* **Do this**: Reproduce each of the following rows word for word, but omit the pictures.
====
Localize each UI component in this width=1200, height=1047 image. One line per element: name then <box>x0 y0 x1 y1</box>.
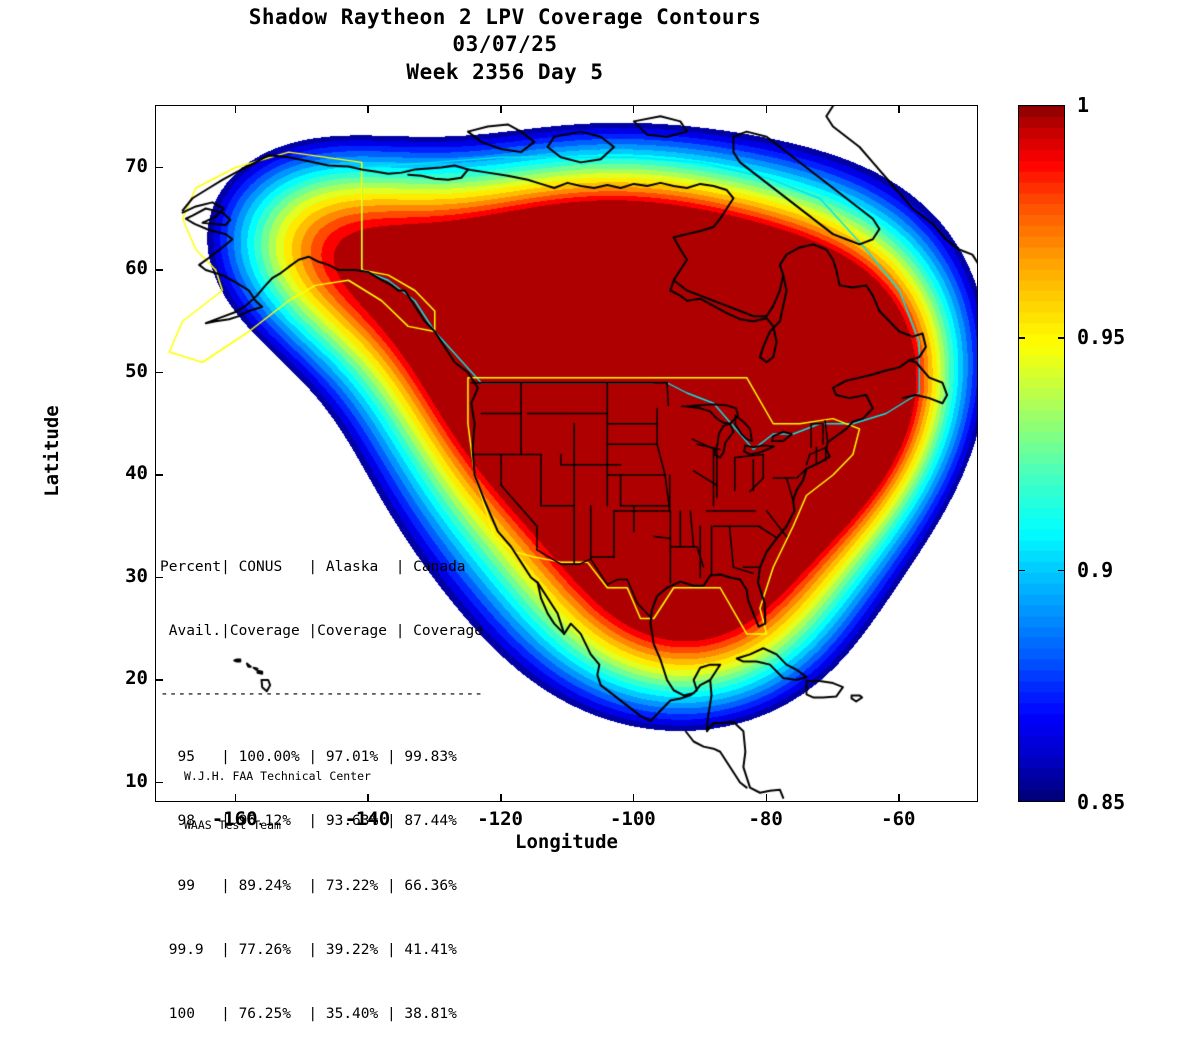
longitude-tick-mark <box>234 105 237 113</box>
map-outline-layer <box>156 106 977 801</box>
latitude-tick-label: 10 <box>125 769 148 792</box>
longitude-tick-mark <box>898 794 900 802</box>
latitude-tick-mark <box>155 269 163 271</box>
colorbar-tick-label: 0.9 <box>1077 557 1114 582</box>
longitude-tick-mark <box>898 105 900 113</box>
stats-separator: ------------------------------------- <box>160 685 484 702</box>
colorbar-tick-label: 1 <box>1077 93 1090 117</box>
latitude-tick-mark <box>155 576 163 579</box>
latitude-tick-mark <box>155 781 163 784</box>
credit-line-2: WAAS Test Team <box>184 817 281 832</box>
longitude-tick-mark <box>367 105 369 113</box>
latitude-tick-label: 20 <box>125 667 148 689</box>
longitude-tick-label: -60 <box>881 808 916 830</box>
chart-title-block: Shadow Raytheon 2 LPV Coverage Contours … <box>0 4 1010 86</box>
map-plot-area <box>155 105 978 802</box>
stats-header-row-1: Percent| CONUS | Alaska | Canada <box>160 558 466 575</box>
latitude-tick-labels: 70 60 50 40 30 20 10 <box>60 0 148 900</box>
longitude-tick-mark <box>765 794 768 802</box>
table-row: 95 | 100.00% | 97.01% | 99.83% <box>160 748 457 765</box>
longitude-tick-label: -140 <box>344 808 391 830</box>
colorbar-tick-mark <box>1058 569 1065 572</box>
colorbar <box>1018 105 1065 802</box>
table-row: 99.9 | 77.26% | 39.22% | 41.41% <box>160 942 457 959</box>
longitude-tick-mark <box>500 794 502 802</box>
longitude-tick-label: -160 <box>211 808 258 830</box>
title-line-2: 03/07/25 <box>452 32 558 57</box>
longitude-tick-label: -100 <box>609 808 656 830</box>
colorbar-gradient <box>1019 106 1064 801</box>
longitude-tick-mark <box>500 105 502 113</box>
credit-text: W.J.H. FAA Technical Center WAAS Test Te… <box>184 735 371 849</box>
y-axis-label: Latitude <box>41 405 63 497</box>
latitude-tick-label: 50 <box>125 359 148 382</box>
longitude-tick-mark <box>765 105 768 113</box>
latitude-tick-label: 70 <box>125 154 148 177</box>
colorbar-tick-label: 0.95 <box>1077 325 1126 350</box>
longitude-tick-mark <box>367 794 369 802</box>
longitude-tick-mark <box>632 105 635 113</box>
latitude-tick-label: 30 <box>125 564 148 587</box>
colorbar-tick-mark <box>1058 337 1065 339</box>
title-line-3: Week 2356 Day 5 <box>406 59 604 84</box>
latitude-tick-label: 40 <box>125 462 148 484</box>
longitude-tick-label: -80 <box>748 808 783 830</box>
credit-line-1: W.J.H. FAA Technical Center <box>184 768 371 783</box>
title-line-1: Shadow Raytheon 2 LPV Coverage Contours <box>248 5 762 29</box>
colorbar-tick-label: 0.85 <box>1077 790 1126 814</box>
table-row: 98 | 96.12% | 93.63% | 87.44% <box>160 813 457 830</box>
colorbar-tick-mark <box>1018 569 1025 572</box>
longitude-tick-mark <box>234 794 237 802</box>
latitude-tick-mark <box>155 371 163 374</box>
latitude-tick-mark <box>155 474 163 476</box>
latitude-tick-mark <box>155 166 163 169</box>
latitude-tick-label: 60 <box>125 257 148 279</box>
latitude-tick-mark <box>155 679 163 681</box>
table-row: 100 | 76.25% | 35.40% | 38.81% <box>160 1006 457 1023</box>
table-row: 99 | 89.24% | 73.22% | 66.36% <box>160 877 457 894</box>
longitude-tick-label: -120 <box>477 808 524 830</box>
longitude-tick-mark <box>632 794 635 802</box>
x-axis-label: Longitude <box>515 831 618 853</box>
colorbar-tick-mark <box>1018 337 1025 339</box>
stats-header-row-2: Avail.|Coverage |Coverage | Coverage <box>160 623 484 640</box>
====
* **Solved problem**:
Localize each UI component in this width=1200, height=1047 image. One line per element: name then <box>x0 y0 x1 y1</box>.
longitude-tick-mark <box>234 105 237 113</box>
map-outline-layer <box>156 106 977 801</box>
latitude-tick-label: 10 <box>125 769 148 792</box>
longitude-tick-mark <box>898 794 900 802</box>
latitude-tick-mark <box>155 269 163 271</box>
colorbar-tick-label: 0.9 <box>1077 557 1114 582</box>
longitude-tick-mark <box>898 105 900 113</box>
stats-separator: ------------------------------------- <box>160 685 484 702</box>
colorbar-tick-label: 1 <box>1077 93 1090 117</box>
latitude-tick-mark <box>155 576 163 579</box>
latitude-tick-mark <box>155 781 163 784</box>
credit-line-2: WAAS Test Team <box>184 817 281 832</box>
longitude-tick-mark <box>367 105 369 113</box>
latitude-tick-label: 20 <box>125 667 148 689</box>
longitude-tick-label: -60 <box>881 808 916 830</box>
chart-title-block: Shadow Raytheon 2 LPV Coverage Contours … <box>0 4 1010 86</box>
map-plot-area <box>155 105 978 802</box>
stats-header-row-1: Percent| CONUS | Alaska | Canada <box>160 558 466 575</box>
latitude-tick-labels: 70 60 50 40 30 20 10 <box>60 0 148 900</box>
longitude-tick-mark <box>765 794 768 802</box>
table-row: 95 | 100.00% | 97.01% | 99.83% <box>160 748 457 765</box>
longitude-tick-label: -140 <box>344 808 391 830</box>
colorbar-tick-mark <box>1058 569 1065 572</box>
colorbar <box>1018 105 1065 802</box>
table-row: 99.9 | 77.26% | 39.22% | 41.41% <box>160 942 457 959</box>
longitude-tick-mark <box>500 794 502 802</box>
longitude-tick-label: -160 <box>211 808 258 830</box>
title-line-2: 03/07/25 <box>452 32 558 57</box>
longitude-tick-label: -100 <box>609 808 656 830</box>
colorbar-gradient <box>1019 106 1064 801</box>
longitude-tick-mark <box>500 105 502 113</box>
credit-text: W.J.H. FAA Technical Center WAAS Test Te… <box>184 735 371 849</box>
y-axis-label: Latitude <box>41 405 63 497</box>
latitude-tick-label: 50 <box>125 359 148 382</box>
longitude-tick-mark <box>765 105 768 113</box>
latitude-tick-label: 70 <box>125 154 148 177</box>
colorbar-tick-label: 0.95 <box>1077 325 1126 350</box>
longitude-tick-mark <box>367 794 369 802</box>
longitude-tick-mark <box>632 105 635 113</box>
latitude-tick-label: 30 <box>125 564 148 587</box>
colorbar-tick-mark <box>1058 337 1065 339</box>
title-line-3: Week 2356 Day 5 <box>406 59 604 84</box>
latitude-tick-label: 40 <box>125 462 148 484</box>
longitude-tick-label: -80 <box>748 808 783 830</box>
credit-line-1: W.J.H. FAA Technical Center <box>184 768 371 783</box>
title-line-1: Shadow Raytheon 2 LPV Coverage Contours <box>248 5 762 29</box>
colorbar-tick-label: 0.85 <box>1077 790 1126 814</box>
table-row: 98 | 96.12% | 93.63% | 87.44% <box>160 813 457 830</box>
colorbar-tick-mark <box>1018 569 1025 572</box>
longitude-tick-mark <box>234 794 237 802</box>
latitude-tick-mark <box>155 371 163 374</box>
latitude-tick-mark <box>155 474 163 476</box>
latitude-tick-mark <box>155 166 163 169</box>
latitude-tick-label: 60 <box>125 257 148 279</box>
latitude-tick-mark <box>155 679 163 681</box>
table-row: 100 | 76.25% | 35.40% | 38.81% <box>160 1006 457 1023</box>
table-row: 99 | 89.24% | 73.22% | 66.36% <box>160 877 457 894</box>
longitude-tick-label: -120 <box>477 808 524 830</box>
longitude-tick-mark <box>632 794 635 802</box>
x-axis-label: Longitude <box>515 831 618 853</box>
colorbar-tick-mark <box>1018 337 1025 339</box>
stats-header-row-2: Avail.|Coverage |Coverage | Coverage <box>160 623 484 640</box>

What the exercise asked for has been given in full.